> Task: Copy each line of the records that holds the string "Autonomia".

> Supplied records:
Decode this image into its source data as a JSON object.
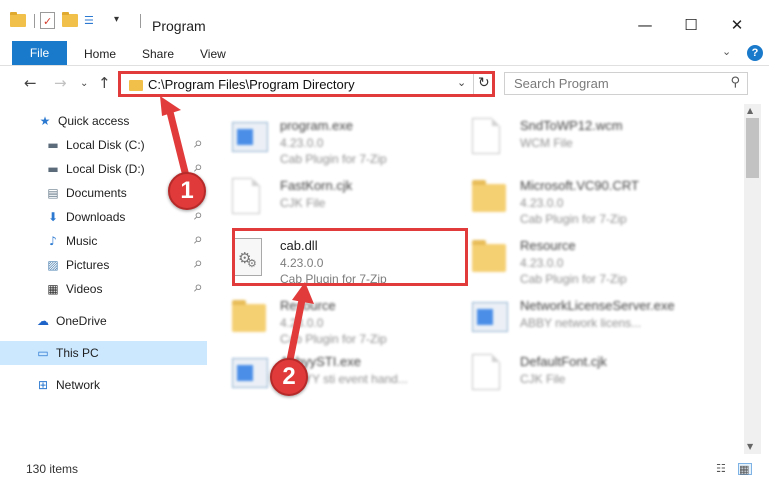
{
  "window": {
    "title": "Program",
    "controls": {
      "minimize": "—",
      "maximize": "☐",
      "close": "✕"
    }
  },
  "ribbon": {
    "tabs": [
      "File",
      "Home",
      "Share",
      "View"
    ],
    "expand": "⌄",
    "help": "?"
  },
  "nav": {
    "back": "←",
    "forward": "→",
    "recent": "⌄",
    "up": "↑",
    "address": "C:\\Program Files\\Program Directory",
    "address_dropdown": "⌄",
    "refresh": "↻",
    "search_placeholder": "Search Program",
    "search_icon": "search-icon"
  },
  "sidebar": {
    "items": [
      {
        "label": "Quick access",
        "icon": "star-icon",
        "glyph": "★",
        "color": "#2b79d0",
        "pinned": false
      },
      {
        "label": "Local Disk (C:)",
        "icon": "drive-icon",
        "glyph": "▬",
        "color": "#5b6b7a",
        "pinned": true
      },
      {
        "label": "Local Disk (D:)",
        "icon": "drive-icon",
        "glyph": "▬",
        "color": "#5b6b7a",
        "pinned": true
      },
      {
        "label": "Documents",
        "icon": "documents-icon",
        "glyph": "▤",
        "color": "#6a7c8c",
        "pinned": true
      },
      {
        "label": "Downloads",
        "icon": "download-icon",
        "glyph": "⬇",
        "color": "#2b79d0",
        "pinned": true
      },
      {
        "label": "Music",
        "icon": "music-icon",
        "glyph": "♪",
        "color": "#2b79d0",
        "pinned": true
      },
      {
        "label": "Pictures",
        "icon": "pictures-icon",
        "glyph": "▨",
        "color": "#4a7fb0",
        "pinned": true
      },
      {
        "label": "Videos",
        "icon": "videos-icon",
        "glyph": "▦",
        "color": "#333333",
        "pinned": true
      },
      {
        "label": "OneDrive",
        "icon": "cloud-icon",
        "glyph": "☁",
        "color": "#1e64c8",
        "pinned": false
      },
      {
        "label": "This PC",
        "icon": "computer-icon",
        "glyph": "▭",
        "color": "#2b79d0",
        "pinned": false,
        "selected": true
      },
      {
        "label": "Network",
        "icon": "network-icon",
        "glyph": "⊞",
        "color": "#2b79d0",
        "pinned": false
      }
    ],
    "pin_glyph": "📌"
  },
  "files": [
    {
      "name": "program.exe",
      "line1": "4.23.0.0",
      "line2": "Cab Plugin for 7-Zip",
      "kind": "exe",
      "blurred": true
    },
    {
      "name": "SndToWP12.wcm",
      "line1": "WCM File",
      "line2": "",
      "kind": "doc",
      "blurred": true
    },
    {
      "name": "FastKorn.cjk",
      "line1": "CJK File",
      "line2": "",
      "kind": "doc",
      "blurred": true
    },
    {
      "name": "Microsoft.VC90.CRT",
      "line1": "4.23.0.0",
      "line2": "Cab Plugin for 7-Zip",
      "kind": "folder",
      "blurred": true
    },
    {
      "name": "cab.dll",
      "line1": "4.23.0.0",
      "line2": "Cab Plugin for 7-Zip",
      "kind": "dll",
      "blurred": false
    },
    {
      "name": "Resource",
      "line1": "4.23.0.0",
      "line2": "Cab Plugin for 7-Zip",
      "kind": "folder",
      "blurred": true
    },
    {
      "name": "Resource",
      "line1": "4.23.0.0",
      "line2": "Cab Plugin for 7-Zip",
      "kind": "folder",
      "blurred": true
    },
    {
      "name": "NetworkLicenseServer.exe",
      "line1": "ABBY network licens...",
      "line2": "",
      "kind": "exe",
      "blurred": true
    },
    {
      "name": "AbbyySTI.exe",
      "line1": "ABBYY sti event hand...",
      "line2": "",
      "kind": "exe",
      "blurred": true
    },
    {
      "name": "DefaultFont.cjk",
      "line1": "CJK File",
      "line2": "",
      "kind": "doc",
      "blurred": true
    }
  ],
  "status": {
    "item_count": "130 items"
  },
  "annotations": {
    "step1": "1",
    "step2": "2",
    "accent": "#e23b3b"
  }
}
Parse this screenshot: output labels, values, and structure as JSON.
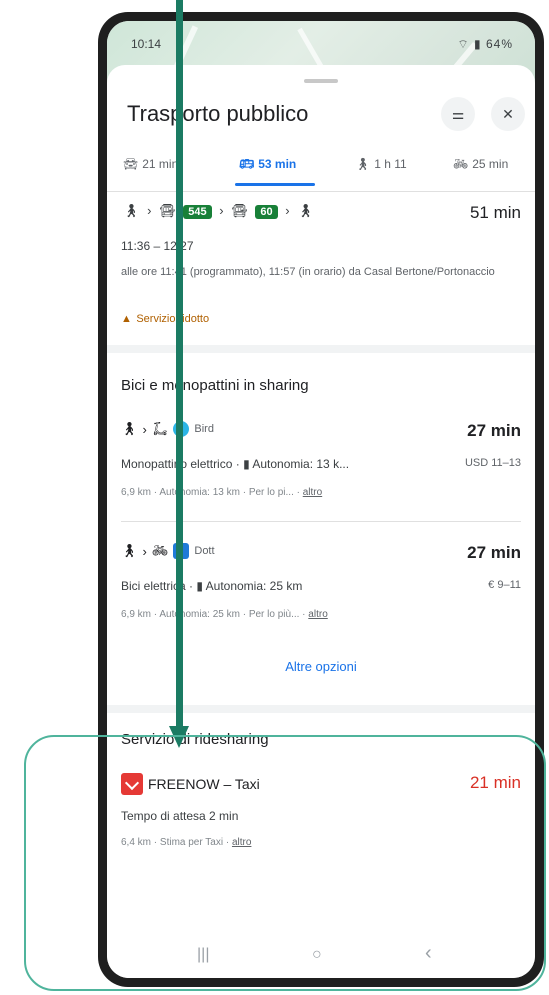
{
  "status": {
    "time": "10:14",
    "battery": "64%"
  },
  "header": {
    "title": "Trasporto pubblico",
    "filter_icon": "tune-icon",
    "close_label": "✕"
  },
  "tabs": [
    {
      "label": "21 min",
      "icon": "car-icon"
    },
    {
      "label": "53 min",
      "icon": "bus-icon",
      "active": true
    },
    {
      "label": "1 h 11",
      "icon": "walk-icon"
    },
    {
      "label": "25 min",
      "icon": "bike-icon"
    }
  ],
  "transit": {
    "chip1": "545",
    "chip2": "60",
    "duration": "51 min",
    "time_range": "11:36 – 12:27",
    "departure_info": "alle ore 11:41 (programmato), 11:57 (in orario) da Casal Bertone/Portonaccio",
    "warning": "Servizio ridotto"
  },
  "sharing": {
    "title": "Bici e monopattini in sharing",
    "options": [
      {
        "brand": "Bird",
        "duration": "27 min",
        "vehicle": "Monopattino elettrico · ",
        "range": "Autonomia: 13 k...",
        "price": "USD 11–13",
        "details": "6,9 km · Autonomia: 13 km · Per lo pi... · ",
        "more": "altro"
      },
      {
        "brand": "Dott",
        "duration": "27 min",
        "vehicle": "Bici elettrica · ",
        "range": "Autonomia: 25 km",
        "price": "€ 9–11",
        "details": "6,9 km · Autonomia: 25 km · Per lo più... · ",
        "more": "altro"
      }
    ],
    "more_options": "Altre opzioni"
  },
  "ridesharing": {
    "title": "Servizio di ridesharing",
    "provider": "FREENOW – Taxi",
    "duration": "21 min",
    "wait": "Tempo di attesa 2 min",
    "details": "6,4 km · Stima per Taxi · ",
    "more": "altro"
  },
  "navbar": {
    "recent": "|||",
    "home": "○",
    "back": "‹"
  },
  "colors": {
    "accent": "#1a73e8",
    "annotation": "#1b7b63",
    "highlight": "#4fb49c",
    "taxi_red": "#e53935"
  }
}
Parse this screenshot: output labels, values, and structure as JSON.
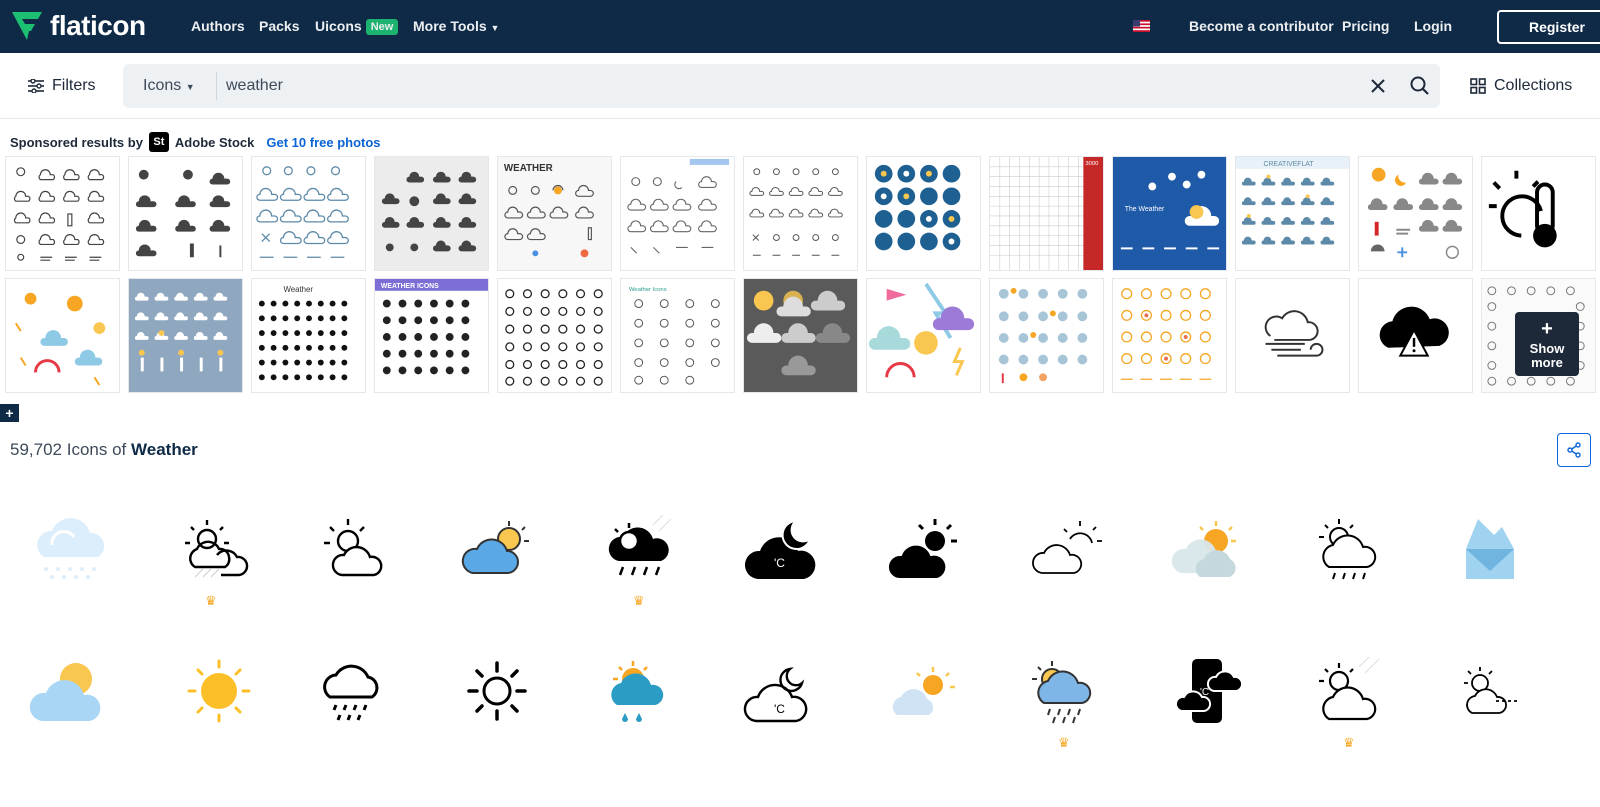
{
  "nav": {
    "logo_text": "flaticon",
    "links": [
      "Authors",
      "Packs",
      "Uicons",
      "More Tools"
    ],
    "new_badge": "New",
    "contributor": "Become a contributor",
    "pricing": "Pricing",
    "login": "Login",
    "register": "Register",
    "colors": {
      "bg": "#0e2a47",
      "accent": "#1dbf73"
    }
  },
  "search": {
    "filters_label": "Filters",
    "type_label": "Icons",
    "query": "weather",
    "collections_label": "Collections"
  },
  "sponsored": {
    "prefix": "Sponsored results by",
    "badge": "St",
    "brand": "Adobe Stock",
    "link": "Get 10 free photos"
  },
  "show_more": {
    "plus": "+",
    "label": "Show more"
  },
  "results": {
    "count": "59,702",
    "middle": "Icons of",
    "term": "Weather"
  },
  "expand_plus": "+",
  "premium_icon": "crown-icon"
}
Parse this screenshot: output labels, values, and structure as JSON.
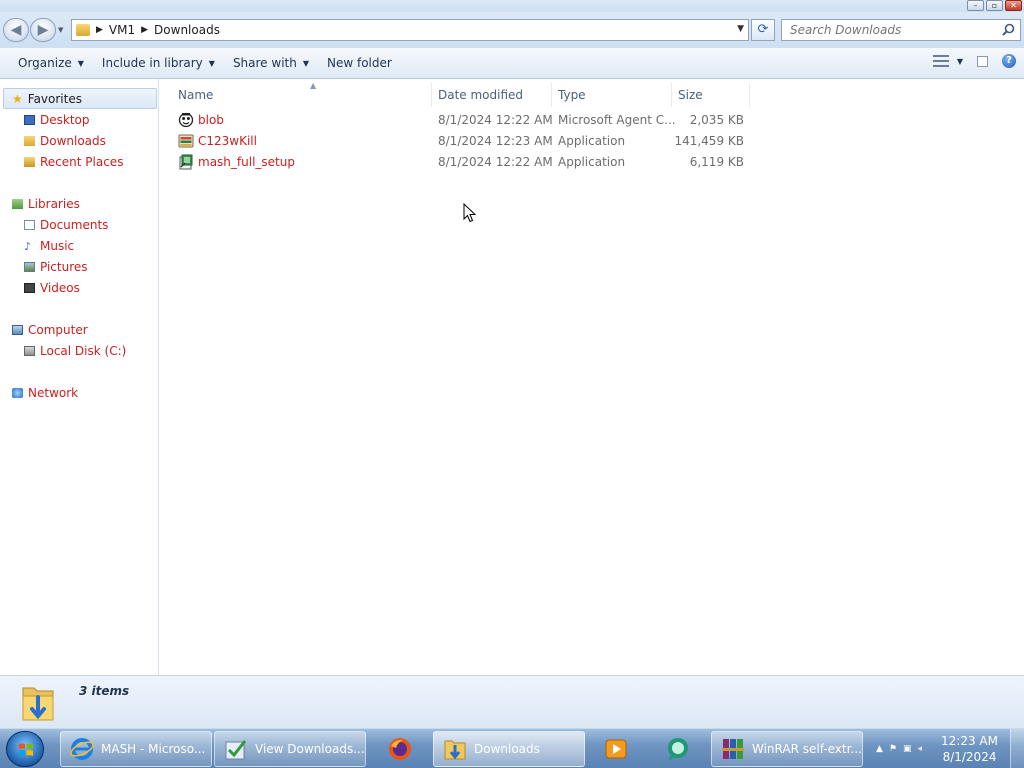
{
  "address": {
    "crumbs": [
      "VM1",
      "Downloads"
    ]
  },
  "search": {
    "placeholder": "Search Downloads"
  },
  "toolbar": {
    "organize": "Organize",
    "include_in_library": "Include in library",
    "share_with": "Share with",
    "new_folder": "New folder"
  },
  "nav": {
    "favorites": "Favorites",
    "desktop": "Desktop",
    "downloads": "Downloads",
    "recent_places": "Recent Places",
    "libraries": "Libraries",
    "documents": "Documents",
    "music": "Music",
    "pictures": "Pictures",
    "videos": "Videos",
    "computer": "Computer",
    "local_disk": "Local Disk (C:)",
    "network": "Network"
  },
  "columns": {
    "name": "Name",
    "date_modified": "Date modified",
    "type": "Type",
    "size": "Size"
  },
  "files": [
    {
      "name": "blob",
      "date": "8/1/2024 12:22 AM",
      "type": "Microsoft Agent C...",
      "size": "2,035 KB",
      "icon": "agent-character-icon"
    },
    {
      "name": "C123wKill",
      "date": "8/1/2024 12:23 AM",
      "type": "Application",
      "size": "141,459 KB",
      "icon": "app-icon"
    },
    {
      "name": "mash_full_setup",
      "date": "8/1/2024 12:22 AM",
      "type": "Application",
      "size": "6,119 KB",
      "icon": "installer-icon"
    }
  ],
  "details": {
    "count": "3 items"
  },
  "taskbar": {
    "buttons": [
      {
        "label": "MASH - Microso...",
        "icon": "internet-explorer-icon"
      },
      {
        "label": "View Downloads...",
        "icon": "downloads-check-icon"
      },
      {
        "label": "",
        "icon": "firefox-icon"
      },
      {
        "label": "Downloads",
        "icon": "folder-downloads-icon"
      },
      {
        "label": "",
        "icon": "media-player-icon"
      },
      {
        "label": "",
        "icon": "chat-icon"
      },
      {
        "label": "WinRAR self-extr...",
        "icon": "winrar-icon"
      }
    ],
    "time": "12:23 AM",
    "date": "8/1/2024"
  },
  "colors": {
    "link_red": "#cc1f1f",
    "taskbar_blue": "#6f95c2"
  }
}
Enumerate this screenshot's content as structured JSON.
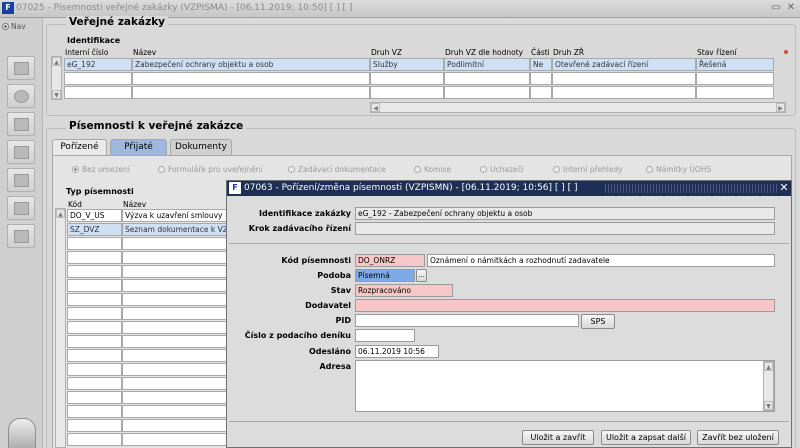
{
  "window": {
    "title": "07025 - Písemnosti veřejné zakázky (VZPISMA) - [06.11.2019; 10:50]  [ ]  [ ]"
  },
  "nav": {
    "label": "Nav"
  },
  "vz_panel": {
    "title": "Veřejné zakázky",
    "section": "Identifikace",
    "headers": [
      "Interní číslo",
      "Název",
      "Druh VZ",
      "Druh VZ dle hodnoty",
      "Části",
      "Druh ZŘ",
      "Stav řízení"
    ],
    "row": [
      "eG_192",
      "Zabezpečení ochrany objektu a osob",
      "Služby",
      "Podlimitní",
      "Ne",
      "Otevřené zadávací řízení",
      "Řešená"
    ]
  },
  "pis_panel": {
    "title": "Písemnosti k veřejné zakázce",
    "tabs": [
      "Pořízené",
      "Přijaté",
      "Dokumenty"
    ],
    "radios": [
      "Bez omezení",
      "Formuláře pro uveřejnění",
      "Zadávací dokumentace",
      "Komise",
      "Uchazeči",
      "Interní přehledy",
      "Námitky ÚOHS"
    ],
    "type_section": "Typ písemnosti",
    "headers": [
      "Kód",
      "Název"
    ],
    "rows": [
      {
        "kod": "DO_V_US",
        "nazev": "Výzva k uzavření smlouvy"
      },
      {
        "kod": "SZ_DVZ",
        "nazev": "Seznam dokumentace k VZ"
      }
    ]
  },
  "dialog": {
    "title": "07063 - Pořízení/změna písemnosti (VZPISMN) - [06.11.2019; 10:56]  [ ]  [ ]",
    "labels": {
      "ident": "Identifikace zakázky",
      "krok": "Krok zadávacího řízení",
      "kod": "Kód písemnosti",
      "podoba": "Podoba",
      "stav": "Stav",
      "dodavatel": "Dodavatel",
      "pid": "PID",
      "cislo": "Číslo z podacího deníku",
      "odeslano": "Odesláno",
      "adresa": "Adresa"
    },
    "values": {
      "ident": "eG_192 - Zabezpečení ochrany objektu a osob",
      "krok": "",
      "kod": "DO_ONRZ",
      "kod_nazev": "Oznámení o námitkách a rozhodnutí zadavatele",
      "podoba": "Písemná",
      "stav": "Rozpracováno",
      "dodavatel": "",
      "pid": "",
      "cislo": "",
      "odeslano": "06.11.2019 10:56",
      "adresa": ""
    },
    "buttons": {
      "sps": "SPS",
      "lov": "...",
      "save_close": "Uložit a zavřít",
      "save_next": "Uložit a zapsat další",
      "close_nosave": "Zavřít bez uložení"
    }
  }
}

> Written answer:
        "range": "Autonomia: 13 k...",
        "details": "6,9 km · Autonomia: 13 km · Per lo pi... · ",
        "range": "Autonomia: 25 km",
        "details": "6,9 km · Autonomia: 25 km · Per lo più... · ",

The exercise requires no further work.